++++ Data excerpts
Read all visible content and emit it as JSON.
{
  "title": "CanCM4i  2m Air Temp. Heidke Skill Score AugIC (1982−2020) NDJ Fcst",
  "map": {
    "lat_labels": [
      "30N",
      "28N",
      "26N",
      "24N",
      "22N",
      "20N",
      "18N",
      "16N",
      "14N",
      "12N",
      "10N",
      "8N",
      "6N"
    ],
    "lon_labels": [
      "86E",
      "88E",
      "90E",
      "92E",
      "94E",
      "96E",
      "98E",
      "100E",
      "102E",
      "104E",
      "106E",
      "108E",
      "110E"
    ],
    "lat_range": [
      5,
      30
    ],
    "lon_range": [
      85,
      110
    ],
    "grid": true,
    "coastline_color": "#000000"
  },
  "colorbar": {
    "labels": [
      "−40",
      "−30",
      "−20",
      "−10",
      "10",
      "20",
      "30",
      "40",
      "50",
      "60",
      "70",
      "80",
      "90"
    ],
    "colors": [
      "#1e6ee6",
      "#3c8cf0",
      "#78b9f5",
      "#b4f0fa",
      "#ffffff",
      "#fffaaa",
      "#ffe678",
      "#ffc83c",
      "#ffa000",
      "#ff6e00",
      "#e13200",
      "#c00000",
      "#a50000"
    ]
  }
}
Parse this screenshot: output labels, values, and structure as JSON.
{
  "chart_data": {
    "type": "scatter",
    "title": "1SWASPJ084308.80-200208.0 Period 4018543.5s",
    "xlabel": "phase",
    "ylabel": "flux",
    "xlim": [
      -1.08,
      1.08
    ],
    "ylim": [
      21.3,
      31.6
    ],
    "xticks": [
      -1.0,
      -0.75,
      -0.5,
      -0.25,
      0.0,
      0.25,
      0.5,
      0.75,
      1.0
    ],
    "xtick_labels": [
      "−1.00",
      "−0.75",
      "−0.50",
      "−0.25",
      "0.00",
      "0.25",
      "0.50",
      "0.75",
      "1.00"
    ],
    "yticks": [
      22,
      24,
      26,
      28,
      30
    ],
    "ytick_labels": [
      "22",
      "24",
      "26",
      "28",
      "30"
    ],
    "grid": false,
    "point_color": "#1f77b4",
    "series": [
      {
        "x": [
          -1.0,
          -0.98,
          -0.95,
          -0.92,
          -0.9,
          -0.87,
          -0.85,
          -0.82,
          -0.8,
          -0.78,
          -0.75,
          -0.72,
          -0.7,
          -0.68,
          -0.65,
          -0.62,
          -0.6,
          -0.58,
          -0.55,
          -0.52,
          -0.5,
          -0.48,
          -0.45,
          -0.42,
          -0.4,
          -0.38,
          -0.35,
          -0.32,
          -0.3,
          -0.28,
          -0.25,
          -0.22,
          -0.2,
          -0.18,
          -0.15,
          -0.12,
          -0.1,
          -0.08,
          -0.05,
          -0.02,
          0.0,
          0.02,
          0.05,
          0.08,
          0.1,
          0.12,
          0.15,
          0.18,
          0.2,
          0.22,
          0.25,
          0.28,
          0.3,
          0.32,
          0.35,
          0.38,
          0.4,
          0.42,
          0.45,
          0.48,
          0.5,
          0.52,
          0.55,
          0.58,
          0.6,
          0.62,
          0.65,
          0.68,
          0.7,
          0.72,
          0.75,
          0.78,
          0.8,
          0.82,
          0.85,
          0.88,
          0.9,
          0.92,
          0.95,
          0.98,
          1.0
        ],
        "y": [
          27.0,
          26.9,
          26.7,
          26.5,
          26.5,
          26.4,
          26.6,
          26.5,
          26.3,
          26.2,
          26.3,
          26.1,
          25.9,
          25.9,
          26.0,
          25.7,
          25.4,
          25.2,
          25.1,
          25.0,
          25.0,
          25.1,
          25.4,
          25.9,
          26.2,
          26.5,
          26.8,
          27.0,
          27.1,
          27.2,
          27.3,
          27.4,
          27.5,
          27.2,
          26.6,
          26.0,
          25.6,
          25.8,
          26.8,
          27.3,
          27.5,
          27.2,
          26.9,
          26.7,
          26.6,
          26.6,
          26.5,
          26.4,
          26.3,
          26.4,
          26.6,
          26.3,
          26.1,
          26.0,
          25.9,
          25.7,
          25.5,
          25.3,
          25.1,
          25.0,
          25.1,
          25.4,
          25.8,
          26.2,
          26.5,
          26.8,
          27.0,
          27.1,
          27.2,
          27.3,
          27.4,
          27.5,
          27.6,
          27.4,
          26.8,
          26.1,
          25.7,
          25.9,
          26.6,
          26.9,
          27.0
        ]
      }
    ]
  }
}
++++++++
Instructions to follow -> Go through the entries and repeat each one exactly.

Final result ->
Read all visible content and emit it as JSON.
{
  "title": "CanCM4i  2m Air Temp. Heidke Skill Score AugIC (1982−2020) NDJ Fcst",
  "map": {
    "lat_labels": [
      "30N",
      "28N",
      "26N",
      "24N",
      "22N",
      "20N",
      "18N",
      "16N",
      "14N",
      "12N",
      "10N",
      "8N",
      "6N"
    ],
    "lon_labels": [
      "86E",
      "88E",
      "90E",
      "92E",
      "94E",
      "96E",
      "98E",
      "100E",
      "102E",
      "104E",
      "106E",
      "108E",
      "110E"
    ],
    "lat_range": [
      5,
      30
    ],
    "lon_range": [
      85,
      110
    ],
    "grid": true,
    "coastline_color": "#000000"
  },
  "colorbar": {
    "labels": [
      "−40",
      "−30",
      "−20",
      "−10",
      "10",
      "20",
      "30",
      "40",
      "50",
      "60",
      "70",
      "80",
      "90"
    ],
    "colors": [
      "#1e6ee6",
      "#3c8cf0",
      "#78b9f5",
      "#b4f0fa",
      "#ffffff",
      "#fffaaa",
      "#ffe678",
      "#ffc83c",
      "#ffa000",
      "#ff6e00",
      "#e13200",
      "#c00000",
      "#a50000"
    ]
  }
}
Parse this screenshot: output labels, values, and structure as JSON.
{
  "chart_data": {
    "type": "scatter",
    "title": "1SWASPJ084308.80-200208.0 Period 4018543.5s",
    "xlabel": "phase",
    "ylabel": "flux",
    "xlim": [
      -1.08,
      1.08
    ],
    "ylim": [
      21.3,
      31.6
    ],
    "xticks": [
      -1.0,
      -0.75,
      -0.5,
      -0.25,
      0.0,
      0.25,
      0.5,
      0.75,
      1.0
    ],
    "xtick_labels": [
      "−1.00",
      "−0.75",
      "−0.50",
      "−0.25",
      "0.00",
      "0.25",
      "0.50",
      "0.75",
      "1.00"
    ],
    "yticks": [
      22,
      24,
      26,
      28,
      30
    ],
    "ytick_labels": [
      "22",
      "24",
      "26",
      "28",
      "30"
    ],
    "grid": false,
    "point_color": "#1f77b4",
    "series": [
      {
        "x": [
          -1.0,
          -0.98,
          -0.95,
          -0.92,
          -0.9,
          -0.87,
          -0.85,
          -0.82,
          -0.8,
          -0.78,
          -0.75,
          -0.72,
          -0.7,
          -0.68,
          -0.65,
          -0.62,
          -0.6,
          -0.58,
          -0.55,
          -0.52,
          -0.5,
          -0.48,
          -0.45,
          -0.42,
          -0.4,
          -0.38,
          -0.35,
          -0.32,
          -0.3,
          -0.28,
          -0.25,
          -0.22,
          -0.2,
          -0.18,
          -0.15,
          -0.12,
          -0.1,
          -0.08,
          -0.05,
          -0.02,
          0.0,
          0.02,
          0.05,
          0.08,
          0.1,
          0.12,
          0.15,
          0.18,
          0.2,
          0.22,
          0.25,
          0.28,
          0.3,
          0.32,
          0.35,
          0.38,
          0.4,
          0.42,
          0.45,
          0.48,
          0.5,
          0.52,
          0.55,
          0.58,
          0.6,
          0.62,
          0.65,
          0.68,
          0.7,
          0.72,
          0.75,
          0.78,
          0.8,
          0.82,
          0.85,
          0.88,
          0.9,
          0.92,
          0.95,
          0.98,
          1.0
        ],
        "y": [
          27.0,
          26.9,
          26.7,
          26.5,
          26.5,
          26.4,
          26.6,
          26.5,
          26.3,
          26.2,
          26.3,
          26.1,
          25.9,
          25.9,
          26.0,
          25.7,
          25.4,
          25.2,
          25.1,
          25.0,
          25.0,
          25.1,
          25.4,
          25.9,
          26.2,
          26.5,
          26.8,
          27.0,
          27.1,
          27.2,
          27.3,
          27.4,
          27.5,
          27.2,
          26.6,
          26.0,
          25.6,
          25.8,
          26.8,
          27.3,
          27.5,
          27.2,
          26.9,
          26.7,
          26.6,
          26.6,
          26.5,
          26.4,
          26.3,
          26.4,
          26.6,
          26.3,
          26.1,
          26.0,
          25.9,
          25.7,
          25.5,
          25.3,
          25.1,
          25.0,
          25.1,
          25.4,
          25.8,
          26.2,
          26.5,
          26.8,
          27.0,
          27.1,
          27.2,
          27.3,
          27.4,
          27.5,
          27.6,
          27.4,
          26.8,
          26.1,
          25.7,
          25.9,
          26.6,
          26.9,
          27.0
        ]
      }
    ]
  }
}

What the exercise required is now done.